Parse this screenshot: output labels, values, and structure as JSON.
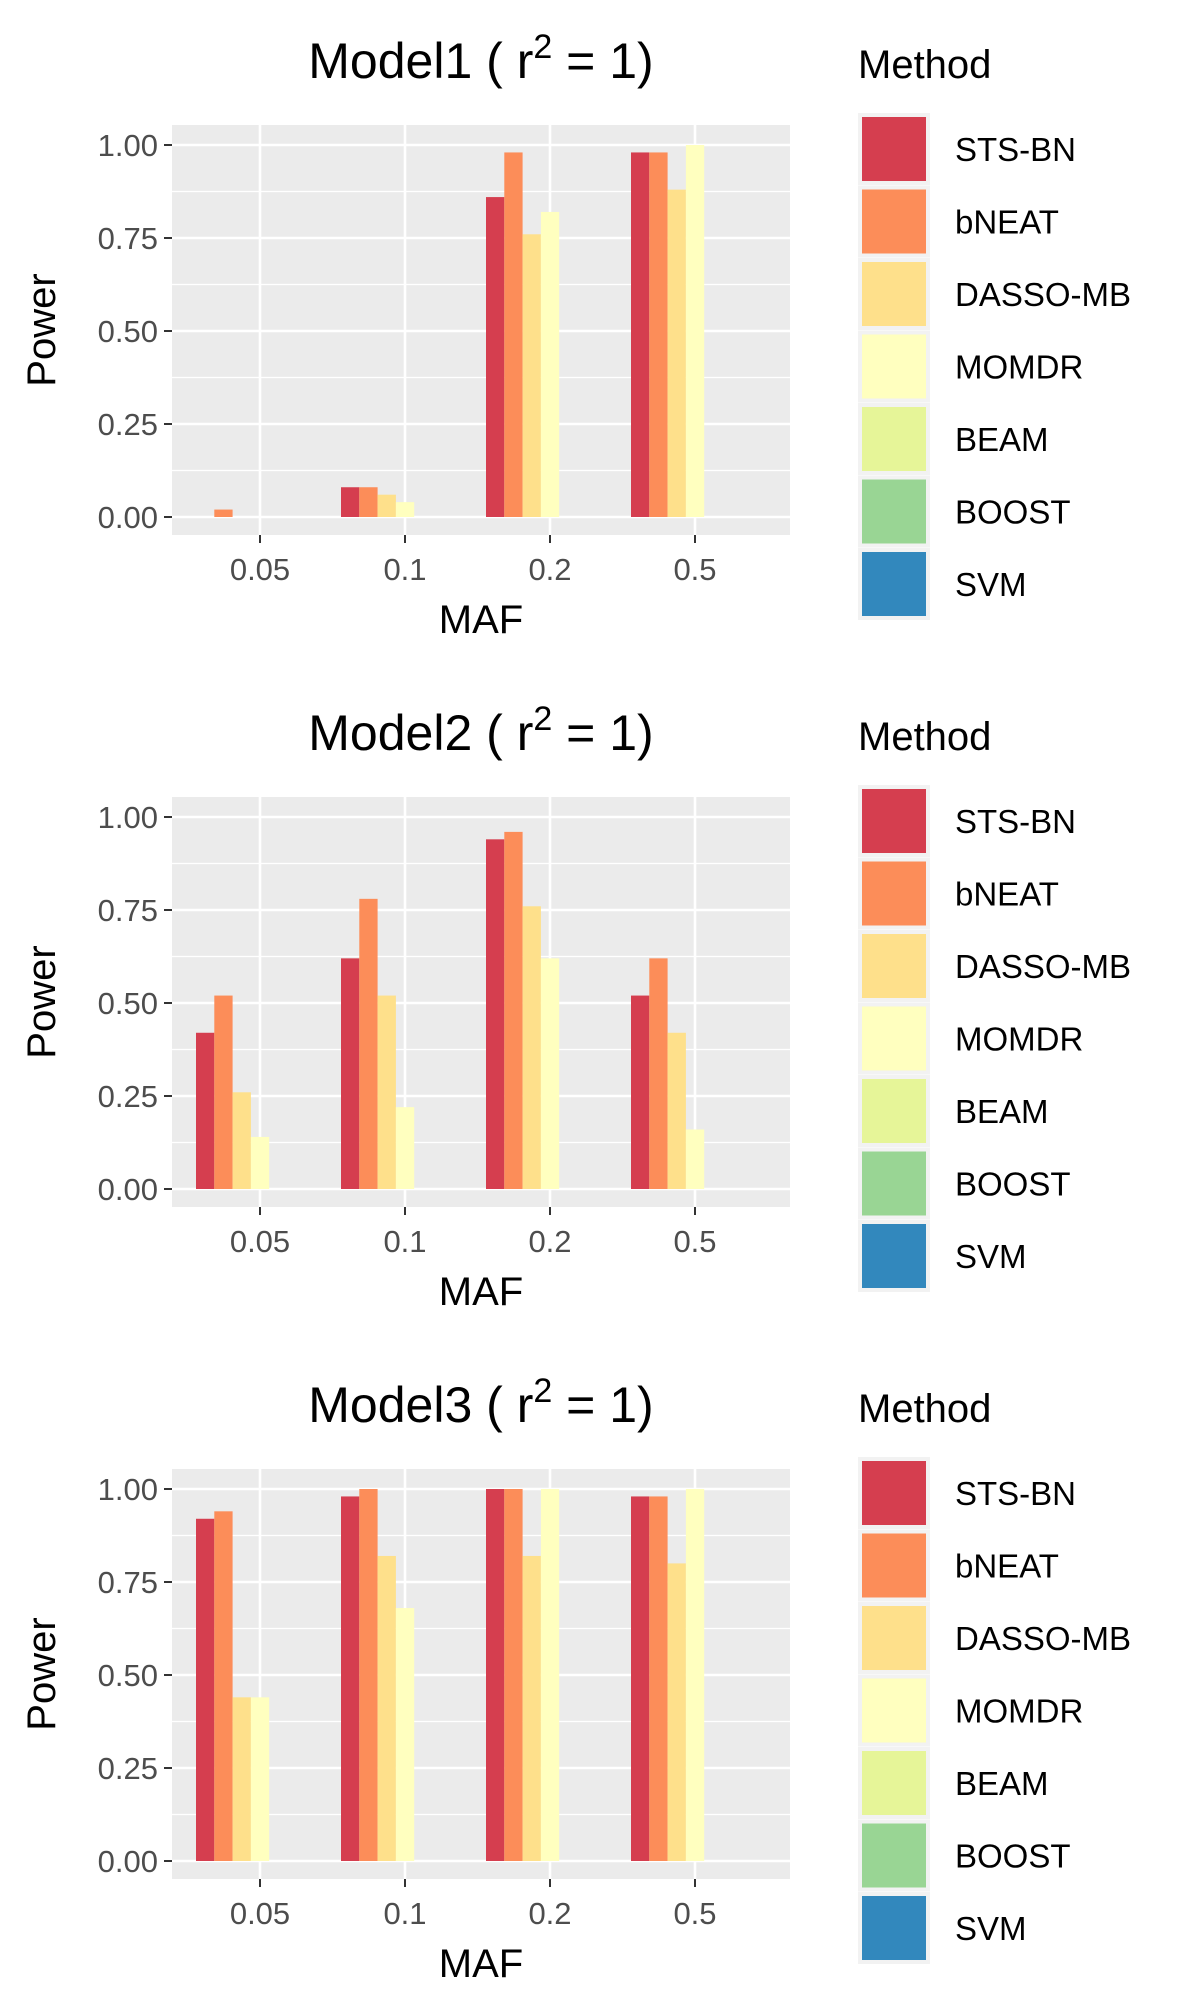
{
  "legend_title": "Method",
  "methods": [
    {
      "name": "STS-BN",
      "color": "#D53E4F"
    },
    {
      "name": "bNEAT",
      "color": "#FC8D59"
    },
    {
      "name": "DASSO-MB",
      "color": "#FEE08B"
    },
    {
      "name": "MOMDR",
      "color": "#FFFFBF"
    },
    {
      "name": "BEAM",
      "color": "#E6F598"
    },
    {
      "name": "BOOST",
      "color": "#99D594"
    },
    {
      "name": "SVM",
      "color": "#3288BD"
    }
  ],
  "chart_data": [
    {
      "type": "bar",
      "title": "Model1 ( r² = 1)",
      "title_main": "Model1 ( r",
      "title_sup": "2",
      "title_tail": " = 1)",
      "xlabel": "MAF",
      "ylabel": "Power",
      "categories": [
        "0.05",
        "0.1",
        "0.2",
        "0.5"
      ],
      "ylim": [
        0,
        1
      ],
      "yticks": [
        "0.00",
        "0.25",
        "0.50",
        "0.75",
        "1.00"
      ],
      "grid": true,
      "legend": "right",
      "series": [
        {
          "name": "STS-BN",
          "values": [
            0.0,
            0.08,
            0.86,
            0.98
          ]
        },
        {
          "name": "bNEAT",
          "values": [
            0.02,
            0.08,
            0.98,
            0.98
          ]
        },
        {
          "name": "DASSO-MB",
          "values": [
            0.0,
            0.06,
            0.76,
            0.88
          ]
        },
        {
          "name": "MOMDR",
          "values": [
            0.0,
            0.04,
            0.82,
            1.0
          ]
        },
        {
          "name": "BEAM",
          "values": [
            0,
            0,
            0,
            0
          ]
        },
        {
          "name": "BOOST",
          "values": [
            0,
            0,
            0,
            0
          ]
        },
        {
          "name": "SVM",
          "values": [
            0,
            0,
            0,
            0
          ]
        }
      ]
    },
    {
      "type": "bar",
      "title": "Model2 ( r² = 1)",
      "title_main": "Model2 ( r",
      "title_sup": "2",
      "title_tail": " = 1)",
      "xlabel": "MAF",
      "ylabel": "Power",
      "categories": [
        "0.05",
        "0.1",
        "0.2",
        "0.5"
      ],
      "ylim": [
        0,
        1
      ],
      "yticks": [
        "0.00",
        "0.25",
        "0.50",
        "0.75",
        "1.00"
      ],
      "grid": true,
      "legend": "right",
      "series": [
        {
          "name": "STS-BN",
          "values": [
            0.42,
            0.62,
            0.94,
            0.52
          ]
        },
        {
          "name": "bNEAT",
          "values": [
            0.52,
            0.78,
            0.96,
            0.62
          ]
        },
        {
          "name": "DASSO-MB",
          "values": [
            0.26,
            0.52,
            0.76,
            0.42
          ]
        },
        {
          "name": "MOMDR",
          "values": [
            0.14,
            0.22,
            0.62,
            0.16
          ]
        },
        {
          "name": "BEAM",
          "values": [
            0,
            0,
            0,
            0
          ]
        },
        {
          "name": "BOOST",
          "values": [
            0,
            0,
            0,
            0
          ]
        },
        {
          "name": "SVM",
          "values": [
            0,
            0,
            0,
            0
          ]
        }
      ]
    },
    {
      "type": "bar",
      "title": "Model3 ( r² = 1)",
      "title_main": "Model3 ( r",
      "title_sup": "2",
      "title_tail": " = 1)",
      "xlabel": "MAF",
      "ylabel": "Power",
      "categories": [
        "0.05",
        "0.1",
        "0.2",
        "0.5"
      ],
      "ylim": [
        0,
        1
      ],
      "yticks": [
        "0.00",
        "0.25",
        "0.50",
        "0.75",
        "1.00"
      ],
      "grid": true,
      "legend": "right",
      "series": [
        {
          "name": "STS-BN",
          "values": [
            0.92,
            0.98,
            1.0,
            0.98
          ]
        },
        {
          "name": "bNEAT",
          "values": [
            0.94,
            1.0,
            1.0,
            0.98
          ]
        },
        {
          "name": "DASSO-MB",
          "values": [
            0.44,
            0.82,
            0.82,
            0.8
          ]
        },
        {
          "name": "MOMDR",
          "values": [
            0.44,
            0.68,
            1.0,
            1.0
          ]
        },
        {
          "name": "BEAM",
          "values": [
            0,
            0,
            0,
            0
          ]
        },
        {
          "name": "BOOST",
          "values": [
            0,
            0,
            0,
            0
          ]
        },
        {
          "name": "SVM",
          "values": [
            0,
            0,
            0,
            0
          ]
        }
      ]
    }
  ]
}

— Task directions —
In your copy of the listing above, reproduce each line exactly and omit all pictures.

— Right answer —
Parse this screenshot: output labels, values, and structure as JSON.
{
  "legend_title": "Method",
  "methods": [
    {
      "name": "STS-BN",
      "color": "#D53E4F"
    },
    {
      "name": "bNEAT",
      "color": "#FC8D59"
    },
    {
      "name": "DASSO-MB",
      "color": "#FEE08B"
    },
    {
      "name": "MOMDR",
      "color": "#FFFFBF"
    },
    {
      "name": "BEAM",
      "color": "#E6F598"
    },
    {
      "name": "BOOST",
      "color": "#99D594"
    },
    {
      "name": "SVM",
      "color": "#3288BD"
    }
  ],
  "chart_data": [
    {
      "type": "bar",
      "title": "Model1 ( r² = 1)",
      "title_main": "Model1 ( r",
      "title_sup": "2",
      "title_tail": " = 1)",
      "xlabel": "MAF",
      "ylabel": "Power",
      "categories": [
        "0.05",
        "0.1",
        "0.2",
        "0.5"
      ],
      "ylim": [
        0,
        1
      ],
      "yticks": [
        "0.00",
        "0.25",
        "0.50",
        "0.75",
        "1.00"
      ],
      "grid": true,
      "legend": "right",
      "series": [
        {
          "name": "STS-BN",
          "values": [
            0.0,
            0.08,
            0.86,
            0.98
          ]
        },
        {
          "name": "bNEAT",
          "values": [
            0.02,
            0.08,
            0.98,
            0.98
          ]
        },
        {
          "name": "DASSO-MB",
          "values": [
            0.0,
            0.06,
            0.76,
            0.88
          ]
        },
        {
          "name": "MOMDR",
          "values": [
            0.0,
            0.04,
            0.82,
            1.0
          ]
        },
        {
          "name": "BEAM",
          "values": [
            0,
            0,
            0,
            0
          ]
        },
        {
          "name": "BOOST",
          "values": [
            0,
            0,
            0,
            0
          ]
        },
        {
          "name": "SVM",
          "values": [
            0,
            0,
            0,
            0
          ]
        }
      ]
    },
    {
      "type": "bar",
      "title": "Model2 ( r² = 1)",
      "title_main": "Model2 ( r",
      "title_sup": "2",
      "title_tail": " = 1)",
      "xlabel": "MAF",
      "ylabel": "Power",
      "categories": [
        "0.05",
        "0.1",
        "0.2",
        "0.5"
      ],
      "ylim": [
        0,
        1
      ],
      "yticks": [
        "0.00",
        "0.25",
        "0.50",
        "0.75",
        "1.00"
      ],
      "grid": true,
      "legend": "right",
      "series": [
        {
          "name": "STS-BN",
          "values": [
            0.42,
            0.62,
            0.94,
            0.52
          ]
        },
        {
          "name": "bNEAT",
          "values": [
            0.52,
            0.78,
            0.96,
            0.62
          ]
        },
        {
          "name": "DASSO-MB",
          "values": [
            0.26,
            0.52,
            0.76,
            0.42
          ]
        },
        {
          "name": "MOMDR",
          "values": [
            0.14,
            0.22,
            0.62,
            0.16
          ]
        },
        {
          "name": "BEAM",
          "values": [
            0,
            0,
            0,
            0
          ]
        },
        {
          "name": "BOOST",
          "values": [
            0,
            0,
            0,
            0
          ]
        },
        {
          "name": "SVM",
          "values": [
            0,
            0,
            0,
            0
          ]
        }
      ]
    },
    {
      "type": "bar",
      "title": "Model3 ( r² = 1)",
      "title_main": "Model3 ( r",
      "title_sup": "2",
      "title_tail": " = 1)",
      "xlabel": "MAF",
      "ylabel": "Power",
      "categories": [
        "0.05",
        "0.1",
        "0.2",
        "0.5"
      ],
      "ylim": [
        0,
        1
      ],
      "yticks": [
        "0.00",
        "0.25",
        "0.50",
        "0.75",
        "1.00"
      ],
      "grid": true,
      "legend": "right",
      "series": [
        {
          "name": "STS-BN",
          "values": [
            0.92,
            0.98,
            1.0,
            0.98
          ]
        },
        {
          "name": "bNEAT",
          "values": [
            0.94,
            1.0,
            1.0,
            0.98
          ]
        },
        {
          "name": "DASSO-MB",
          "values": [
            0.44,
            0.82,
            0.82,
            0.8
          ]
        },
        {
          "name": "MOMDR",
          "values": [
            0.44,
            0.68,
            1.0,
            1.0
          ]
        },
        {
          "name": "BEAM",
          "values": [
            0,
            0,
            0,
            0
          ]
        },
        {
          "name": "BOOST",
          "values": [
            0,
            0,
            0,
            0
          ]
        },
        {
          "name": "SVM",
          "values": [
            0,
            0,
            0,
            0
          ]
        }
      ]
    }
  ]
}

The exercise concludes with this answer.